▶ _Aim of the exercise_
Copy the full set of lines exactly as given.

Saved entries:
+--
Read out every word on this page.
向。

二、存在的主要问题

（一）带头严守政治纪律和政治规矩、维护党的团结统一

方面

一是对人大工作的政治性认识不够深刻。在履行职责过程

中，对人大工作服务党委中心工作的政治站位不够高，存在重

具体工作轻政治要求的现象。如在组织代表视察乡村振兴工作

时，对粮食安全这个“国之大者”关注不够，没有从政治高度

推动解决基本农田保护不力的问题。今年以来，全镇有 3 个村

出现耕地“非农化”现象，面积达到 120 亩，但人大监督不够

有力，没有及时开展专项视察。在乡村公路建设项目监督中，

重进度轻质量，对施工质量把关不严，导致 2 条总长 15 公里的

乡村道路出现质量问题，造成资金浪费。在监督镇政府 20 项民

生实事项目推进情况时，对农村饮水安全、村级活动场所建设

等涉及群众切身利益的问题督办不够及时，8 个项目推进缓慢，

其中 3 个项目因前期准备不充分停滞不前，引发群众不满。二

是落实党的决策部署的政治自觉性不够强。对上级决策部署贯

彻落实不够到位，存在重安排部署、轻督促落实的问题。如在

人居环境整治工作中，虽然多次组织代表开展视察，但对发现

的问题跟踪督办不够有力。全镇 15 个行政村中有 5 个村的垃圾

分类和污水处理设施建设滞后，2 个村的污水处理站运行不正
+--
▶ _The answer_
Read out every word on this page.
向。

二、存在的主要问题

（一）带头严守政治纪律和政治规矩、维护党的团结统一

方面

一是对人大工作的政治性认识不够深刻。在履行职责过程

中，对人大工作服务党委中心工作的政治站位不够高，存在重

具体工作轻政治要求的现象。如在组织代表视察乡村振兴工作

时，对粮食安全这个“国之大者”关注不够，没有从政治高度

推动解决基本农田保护不力的问题。今年以来，全镇有 3 个村

出现耕地“非农化”现象，面积达到 120 亩，但人大监督不够

有力，没有及时开展专项视察。在乡村公路建设项目监督中，

重进度轻质量，对施工质量把关不严，导致 2 条总长 15 公里的

乡村道路出现质量问题，造成资金浪费。在监督镇政府 20 项民

生实事项目推进情况时，对农村饮水安全、村级活动场所建设

等涉及群众切身利益的问题督办不够及时，8 个项目推进缓慢，

其中 3 个项目因前期准备不充分停滞不前，引发群众不满。二

是落实党的决策部署的政治自觉性不够强。对上级决策部署贯

彻落实不够到位，存在重安排部署、轻督促落实的问题。如在

人居环境整治工作中，虽然多次组织代表开展视察，但对发现

的问题跟踪督办不够有力。全镇 15 个行政村中有 5 个村的垃圾

分类和污水处理设施建设滞后，2 个村的污水处理站运行不正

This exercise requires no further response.